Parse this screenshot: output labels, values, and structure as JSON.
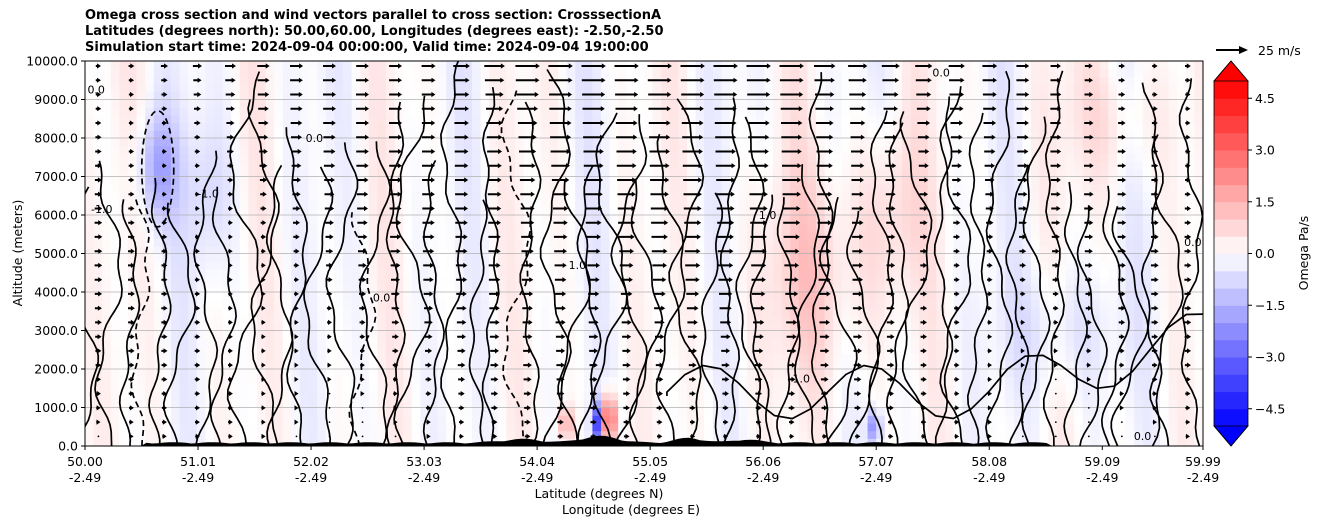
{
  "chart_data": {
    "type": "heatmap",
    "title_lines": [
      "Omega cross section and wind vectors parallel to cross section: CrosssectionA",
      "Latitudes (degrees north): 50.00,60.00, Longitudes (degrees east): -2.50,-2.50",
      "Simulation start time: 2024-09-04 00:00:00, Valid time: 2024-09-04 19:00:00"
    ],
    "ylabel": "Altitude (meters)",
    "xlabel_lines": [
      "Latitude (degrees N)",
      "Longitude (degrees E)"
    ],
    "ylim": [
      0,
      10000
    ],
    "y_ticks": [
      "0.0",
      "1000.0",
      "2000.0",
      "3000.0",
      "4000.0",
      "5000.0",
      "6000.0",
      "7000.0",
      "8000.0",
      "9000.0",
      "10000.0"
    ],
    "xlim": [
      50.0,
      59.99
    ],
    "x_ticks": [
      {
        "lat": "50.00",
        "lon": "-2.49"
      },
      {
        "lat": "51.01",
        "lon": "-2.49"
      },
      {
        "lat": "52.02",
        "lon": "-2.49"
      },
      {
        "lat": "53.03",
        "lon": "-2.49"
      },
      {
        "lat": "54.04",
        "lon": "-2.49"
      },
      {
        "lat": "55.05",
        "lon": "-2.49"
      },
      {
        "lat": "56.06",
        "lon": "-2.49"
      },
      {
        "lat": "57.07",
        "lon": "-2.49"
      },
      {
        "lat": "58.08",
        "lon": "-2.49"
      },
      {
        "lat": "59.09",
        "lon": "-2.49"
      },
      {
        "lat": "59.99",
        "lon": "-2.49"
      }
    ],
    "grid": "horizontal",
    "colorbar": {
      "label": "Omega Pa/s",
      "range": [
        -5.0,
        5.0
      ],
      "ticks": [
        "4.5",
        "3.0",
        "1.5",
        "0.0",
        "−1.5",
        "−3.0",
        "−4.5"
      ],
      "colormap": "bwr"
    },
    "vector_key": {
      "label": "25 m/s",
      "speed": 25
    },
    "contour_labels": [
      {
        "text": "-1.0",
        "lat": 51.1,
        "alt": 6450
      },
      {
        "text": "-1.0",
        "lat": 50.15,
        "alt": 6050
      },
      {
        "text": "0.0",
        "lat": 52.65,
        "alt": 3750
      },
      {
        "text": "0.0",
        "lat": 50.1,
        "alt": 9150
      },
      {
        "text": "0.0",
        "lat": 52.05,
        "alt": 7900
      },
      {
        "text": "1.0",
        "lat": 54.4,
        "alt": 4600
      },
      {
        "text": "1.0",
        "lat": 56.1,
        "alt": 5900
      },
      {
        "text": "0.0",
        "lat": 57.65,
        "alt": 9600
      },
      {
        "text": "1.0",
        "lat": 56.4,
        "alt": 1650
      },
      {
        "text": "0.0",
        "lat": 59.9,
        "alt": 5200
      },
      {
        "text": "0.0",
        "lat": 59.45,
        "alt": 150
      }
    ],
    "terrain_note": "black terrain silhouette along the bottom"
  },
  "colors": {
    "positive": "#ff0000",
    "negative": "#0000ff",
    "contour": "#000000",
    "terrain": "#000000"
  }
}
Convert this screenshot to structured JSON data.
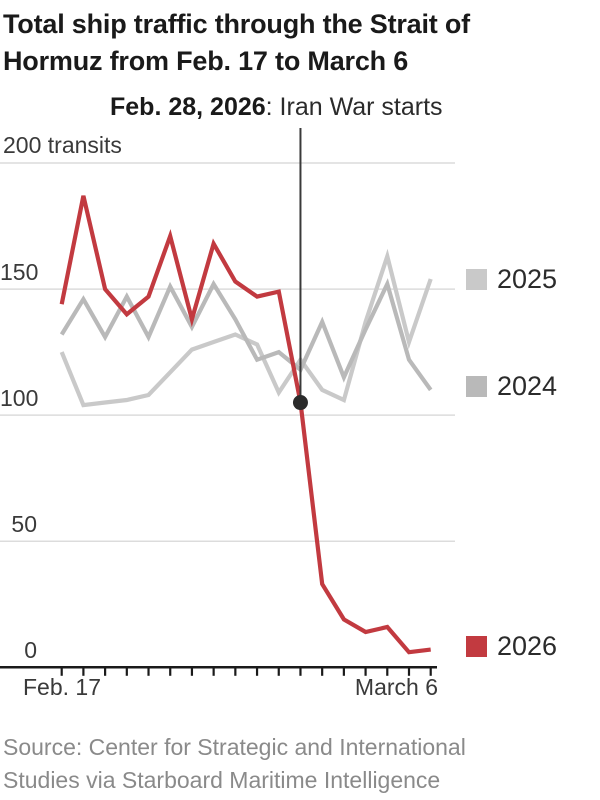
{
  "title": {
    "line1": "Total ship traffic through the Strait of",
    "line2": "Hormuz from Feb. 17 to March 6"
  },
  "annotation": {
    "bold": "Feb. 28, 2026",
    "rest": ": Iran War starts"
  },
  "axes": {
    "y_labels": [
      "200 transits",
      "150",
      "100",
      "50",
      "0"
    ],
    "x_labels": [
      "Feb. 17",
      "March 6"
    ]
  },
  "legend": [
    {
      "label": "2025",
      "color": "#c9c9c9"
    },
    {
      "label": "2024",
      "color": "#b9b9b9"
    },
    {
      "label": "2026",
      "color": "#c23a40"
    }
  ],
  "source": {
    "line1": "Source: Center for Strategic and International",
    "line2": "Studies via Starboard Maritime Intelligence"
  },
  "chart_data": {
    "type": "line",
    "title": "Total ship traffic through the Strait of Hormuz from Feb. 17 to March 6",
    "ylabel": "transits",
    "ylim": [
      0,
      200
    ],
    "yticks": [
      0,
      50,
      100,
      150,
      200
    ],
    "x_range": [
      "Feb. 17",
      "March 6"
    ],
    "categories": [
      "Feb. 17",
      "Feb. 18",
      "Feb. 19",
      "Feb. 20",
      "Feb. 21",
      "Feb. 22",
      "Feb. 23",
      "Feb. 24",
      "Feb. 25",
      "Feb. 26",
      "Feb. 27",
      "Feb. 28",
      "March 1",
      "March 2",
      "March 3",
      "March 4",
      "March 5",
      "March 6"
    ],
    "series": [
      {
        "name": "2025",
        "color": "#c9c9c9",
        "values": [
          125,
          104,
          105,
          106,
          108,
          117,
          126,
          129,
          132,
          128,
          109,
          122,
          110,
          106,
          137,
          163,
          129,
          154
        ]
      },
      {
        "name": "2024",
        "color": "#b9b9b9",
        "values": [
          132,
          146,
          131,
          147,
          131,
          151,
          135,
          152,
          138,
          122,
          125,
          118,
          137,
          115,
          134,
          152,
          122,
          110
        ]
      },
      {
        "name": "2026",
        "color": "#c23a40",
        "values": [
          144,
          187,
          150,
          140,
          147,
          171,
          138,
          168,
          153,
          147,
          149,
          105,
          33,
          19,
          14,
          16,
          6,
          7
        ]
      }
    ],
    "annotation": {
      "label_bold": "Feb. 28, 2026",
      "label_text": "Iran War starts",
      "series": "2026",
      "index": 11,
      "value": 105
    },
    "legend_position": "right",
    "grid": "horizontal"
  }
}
• • •
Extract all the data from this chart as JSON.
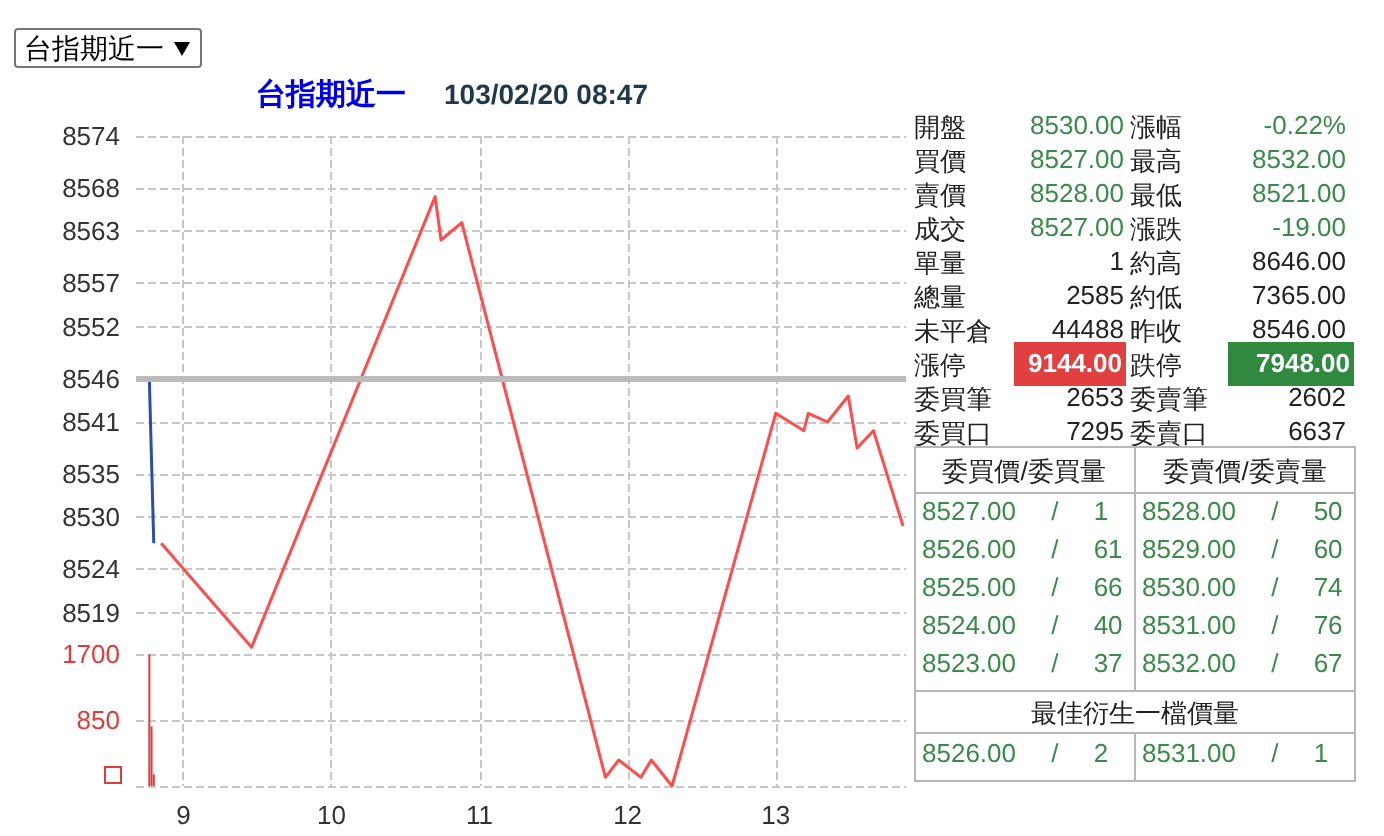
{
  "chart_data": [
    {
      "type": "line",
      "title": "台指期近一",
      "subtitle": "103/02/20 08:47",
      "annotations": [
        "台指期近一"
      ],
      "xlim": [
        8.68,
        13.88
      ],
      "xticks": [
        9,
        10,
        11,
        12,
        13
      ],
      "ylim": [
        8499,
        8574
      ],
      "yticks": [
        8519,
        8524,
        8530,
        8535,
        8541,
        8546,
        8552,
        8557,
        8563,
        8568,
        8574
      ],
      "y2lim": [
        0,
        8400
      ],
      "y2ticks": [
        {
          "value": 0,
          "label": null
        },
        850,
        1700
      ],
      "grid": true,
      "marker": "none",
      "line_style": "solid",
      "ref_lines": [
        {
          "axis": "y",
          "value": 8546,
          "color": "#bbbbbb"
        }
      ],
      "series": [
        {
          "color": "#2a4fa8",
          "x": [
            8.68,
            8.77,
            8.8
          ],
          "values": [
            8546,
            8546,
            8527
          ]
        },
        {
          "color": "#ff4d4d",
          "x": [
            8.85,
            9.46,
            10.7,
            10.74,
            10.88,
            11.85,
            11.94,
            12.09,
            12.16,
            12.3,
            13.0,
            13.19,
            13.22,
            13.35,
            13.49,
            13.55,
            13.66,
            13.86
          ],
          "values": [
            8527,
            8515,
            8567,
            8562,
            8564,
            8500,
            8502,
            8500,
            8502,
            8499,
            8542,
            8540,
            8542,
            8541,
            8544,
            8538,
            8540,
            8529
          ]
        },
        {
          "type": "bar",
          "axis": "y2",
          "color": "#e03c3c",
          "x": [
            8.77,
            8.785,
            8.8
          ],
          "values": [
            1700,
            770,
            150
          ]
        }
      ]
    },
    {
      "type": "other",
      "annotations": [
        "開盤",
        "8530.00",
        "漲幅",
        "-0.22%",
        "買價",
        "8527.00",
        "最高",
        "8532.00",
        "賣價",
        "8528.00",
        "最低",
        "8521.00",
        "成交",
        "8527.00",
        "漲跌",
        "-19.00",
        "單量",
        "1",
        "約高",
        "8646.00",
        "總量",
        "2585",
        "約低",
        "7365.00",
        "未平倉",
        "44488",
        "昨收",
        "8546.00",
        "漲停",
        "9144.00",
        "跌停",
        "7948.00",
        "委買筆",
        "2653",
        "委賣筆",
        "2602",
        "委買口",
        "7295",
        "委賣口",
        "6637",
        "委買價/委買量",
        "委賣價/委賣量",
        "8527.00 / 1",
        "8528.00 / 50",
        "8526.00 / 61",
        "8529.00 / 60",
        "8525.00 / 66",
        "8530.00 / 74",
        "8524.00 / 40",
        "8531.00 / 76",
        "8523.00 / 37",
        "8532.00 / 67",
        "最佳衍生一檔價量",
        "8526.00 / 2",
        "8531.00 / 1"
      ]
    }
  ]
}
• • •
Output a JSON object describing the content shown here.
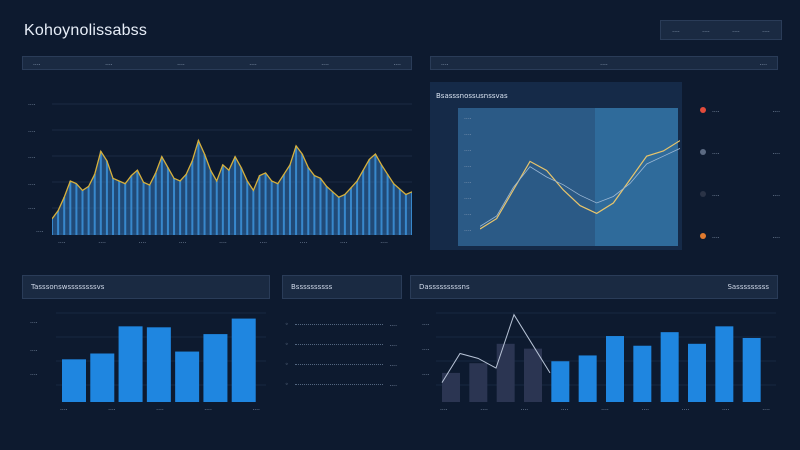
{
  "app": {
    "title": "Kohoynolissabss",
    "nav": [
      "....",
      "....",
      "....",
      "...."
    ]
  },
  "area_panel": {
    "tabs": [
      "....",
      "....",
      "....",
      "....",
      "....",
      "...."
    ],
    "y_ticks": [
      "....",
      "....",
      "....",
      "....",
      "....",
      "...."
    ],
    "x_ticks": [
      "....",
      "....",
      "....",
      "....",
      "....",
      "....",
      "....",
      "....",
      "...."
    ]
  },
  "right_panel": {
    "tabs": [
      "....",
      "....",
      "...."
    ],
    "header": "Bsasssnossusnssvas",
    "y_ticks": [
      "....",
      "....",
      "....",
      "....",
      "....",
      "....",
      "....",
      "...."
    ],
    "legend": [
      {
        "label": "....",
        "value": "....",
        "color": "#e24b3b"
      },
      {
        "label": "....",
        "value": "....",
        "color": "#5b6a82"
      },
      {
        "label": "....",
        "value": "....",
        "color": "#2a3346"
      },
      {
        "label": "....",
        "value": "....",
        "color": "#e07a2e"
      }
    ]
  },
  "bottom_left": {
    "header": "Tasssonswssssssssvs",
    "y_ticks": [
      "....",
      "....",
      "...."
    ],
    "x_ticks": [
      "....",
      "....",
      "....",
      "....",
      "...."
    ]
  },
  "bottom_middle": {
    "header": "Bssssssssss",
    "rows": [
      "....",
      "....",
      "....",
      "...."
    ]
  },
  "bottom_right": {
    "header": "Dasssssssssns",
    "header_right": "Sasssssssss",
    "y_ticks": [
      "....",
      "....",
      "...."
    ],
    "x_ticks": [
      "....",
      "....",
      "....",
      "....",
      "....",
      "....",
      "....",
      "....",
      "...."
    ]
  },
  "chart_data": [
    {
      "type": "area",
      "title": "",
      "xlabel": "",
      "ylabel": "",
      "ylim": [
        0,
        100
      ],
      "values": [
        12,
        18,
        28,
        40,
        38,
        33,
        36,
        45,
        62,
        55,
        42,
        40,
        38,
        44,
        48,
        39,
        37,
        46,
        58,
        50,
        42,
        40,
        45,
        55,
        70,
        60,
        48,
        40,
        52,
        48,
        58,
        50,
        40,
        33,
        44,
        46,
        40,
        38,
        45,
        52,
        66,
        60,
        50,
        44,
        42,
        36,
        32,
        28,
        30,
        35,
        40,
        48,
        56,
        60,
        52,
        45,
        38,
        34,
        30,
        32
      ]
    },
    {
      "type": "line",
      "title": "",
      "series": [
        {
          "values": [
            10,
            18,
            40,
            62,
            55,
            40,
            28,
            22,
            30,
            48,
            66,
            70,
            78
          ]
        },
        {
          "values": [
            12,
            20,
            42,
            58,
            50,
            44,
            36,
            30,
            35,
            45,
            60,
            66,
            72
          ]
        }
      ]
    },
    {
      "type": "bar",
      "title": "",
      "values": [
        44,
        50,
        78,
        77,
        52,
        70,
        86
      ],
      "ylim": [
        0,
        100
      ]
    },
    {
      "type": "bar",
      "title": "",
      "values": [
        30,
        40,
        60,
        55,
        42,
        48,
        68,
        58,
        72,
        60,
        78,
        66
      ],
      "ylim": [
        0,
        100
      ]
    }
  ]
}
• • •
# Task statement:
Determine how many lines of the listing hold the word "Total" and reply with that figure alone.

# The reply:
2